Exercise - Output the material exactly, but drop every image it holds.

The data -
┄┄┄┄┄┄
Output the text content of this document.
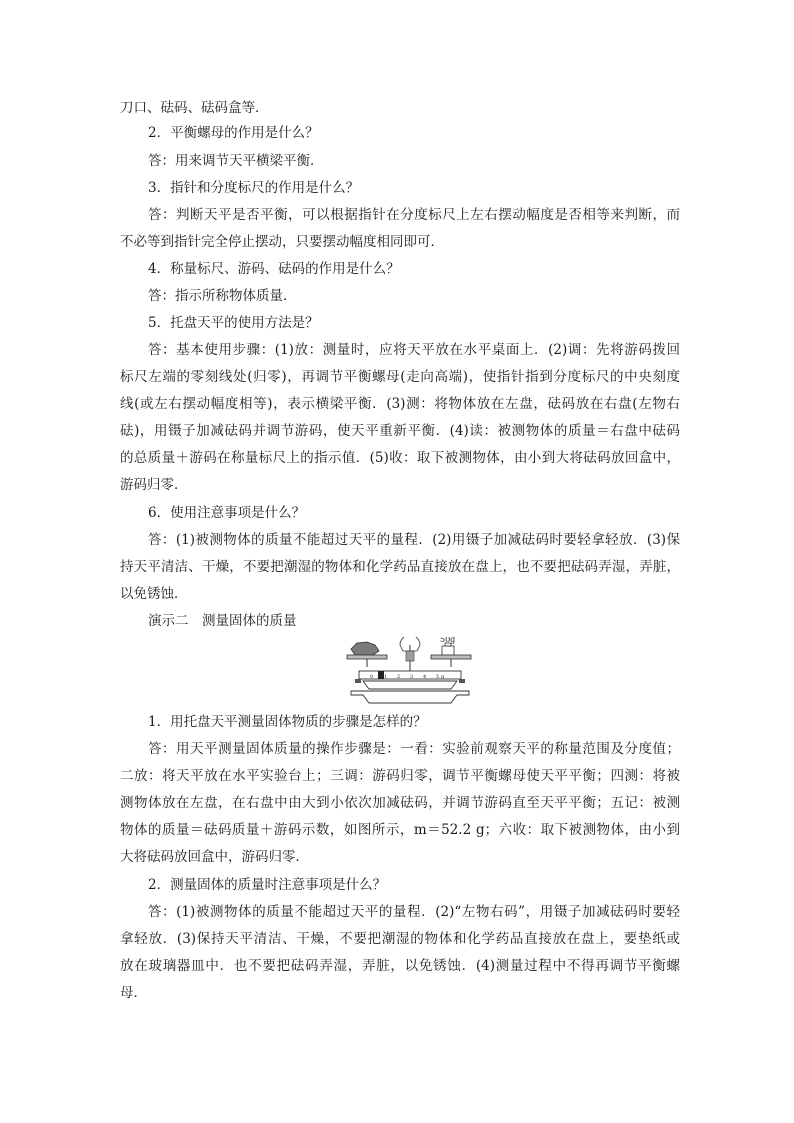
刀口、砝码、砝码盒等．
2．平衡螺母的作用是什么？
答：用来调节天平横梁平衡．
3．指针和分度标尺的作用是什么？
答：判断天平是否平衡，可以根据指针在分度标尺上左右摆动幅度是否相等来判断，而
不必等到指针完全停止摆动，只要摆动幅度相同即可．
4．称量标尺、游码、砝码的作用是什么？
答：指示所称物体质量．
5．托盘天平的使用方法是？
答：基本使用步骤：(1)放：测量时，应将天平放在水平桌面上．(2)调：先将游码拨回
标尺左端的零刻线处(归零)，再调节平衡螺母(走向高端)，使指针指到分度标尺的中央刻度
线(或左右摆动幅度相等)，表示横梁平衡．(3)测：将物体放在左盘，砝码放在右盘(左物右
砝)，用镊子加减砝码并调节游码，使天平重新平衡．(4)读：被测物体的质量＝右盘中砝码
的总质量＋游码在称量标尺上的指示值．(5)收：取下被测物体，由小到大将砝码放回盒中，
游码归零．
6．使用注意事项是什么？
答：(1)被测物体的质量不能超过天平的量程．(2)用镊子加减砝码时要轻拿轻放．(3)保
持天平清洁、干燥，不要把潮湿的物体和化学药品直接放在盘上，也不要把砝码弄湿，弄脏，
以免锈蚀．
演示二　测量固体的质量
50g
0 1 2 3 4 5 g
1．用托盘天平测量固体物质的步骤是怎样的？
答：用天平测量固体质量的操作步骤是：一看：实验前观察天平的称量范围及分度值；
二放：将天平放在水平实验台上；三调：游码归零，调节平衡螺母使天平平衡；四测：将被
测物体放在左盘，在右盘中由大到小依次加减砝码，并调节游码直至天平平衡；五记：被测
物体的质量＝砝码质量＋游码示数，如图所示，m＝52.2 g；六收：取下被测物体，由小到
大将砝码放回盒中，游码归零．
2．测量固体的质量时注意事项是什么？
答：(1)被测物体的质量不能超过天平的量程．(2)“左物右码”，用镊子加减砝码时要轻
拿轻放．(3)保持天平清洁、干燥，不要把潮湿的物体和化学药品直接放在盘上，要垫纸或
放在玻璃器皿中．也不要把砝码弄湿，弄脏，以免锈蚀．(4)测量过程中不得再调节平衡螺
母．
┄┄┄┄┄┄
Output below -
Output the text content of this document.
刀口、砝码、砝码盒等．
2．平衡螺母的作用是什么？
答：用来调节天平横梁平衡．
3．指针和分度标尺的作用是什么？
答：判断天平是否平衡，可以根据指针在分度标尺上左右摆动幅度是否相等来判断，而
不必等到指针完全停止摆动，只要摆动幅度相同即可．
4．称量标尺、游码、砝码的作用是什么？
答：指示所称物体质量．
5．托盘天平的使用方法是？
答：基本使用步骤：(1)放：测量时，应将天平放在水平桌面上．(2)调：先将游码拨回
标尺左端的零刻线处(归零)，再调节平衡螺母(走向高端)，使指针指到分度标尺的中央刻度
线(或左右摆动幅度相等)，表示横梁平衡．(3)测：将物体放在左盘，砝码放在右盘(左物右
砝)，用镊子加减砝码并调节游码，使天平重新平衡．(4)读：被测物体的质量＝右盘中砝码
的总质量＋游码在称量标尺上的指示值．(5)收：取下被测物体，由小到大将砝码放回盒中，
游码归零．
6．使用注意事项是什么？
答：(1)被测物体的质量不能超过天平的量程．(2)用镊子加减砝码时要轻拿轻放．(3)保
持天平清洁、干燥，不要把潮湿的物体和化学药品直接放在盘上，也不要把砝码弄湿，弄脏，
以免锈蚀．
演示二　测量固体的质量
50g
0 1 2 3 4 5 g
1．用托盘天平测量固体物质的步骤是怎样的？
答：用天平测量固体质量的操作步骤是：一看：实验前观察天平的称量范围及分度值；
二放：将天平放在水平实验台上；三调：游码归零，调节平衡螺母使天平平衡；四测：将被
测物体放在左盘，在右盘中由大到小依次加减砝码，并调节游码直至天平平衡；五记：被测
物体的质量＝砝码质量＋游码示数，如图所示，m＝52.2 g；六收：取下被测物体，由小到
大将砝码放回盒中，游码归零．
2．测量固体的质量时注意事项是什么？
答：(1)被测物体的质量不能超过天平的量程．(2)“左物右码”，用镊子加减砝码时要轻
拿轻放．(3)保持天平清洁、干燥，不要把潮湿的物体和化学药品直接放在盘上，要垫纸或
放在玻璃器皿中．也不要把砝码弄湿，弄脏，以免锈蚀．(4)测量过程中不得再调节平衡螺
母．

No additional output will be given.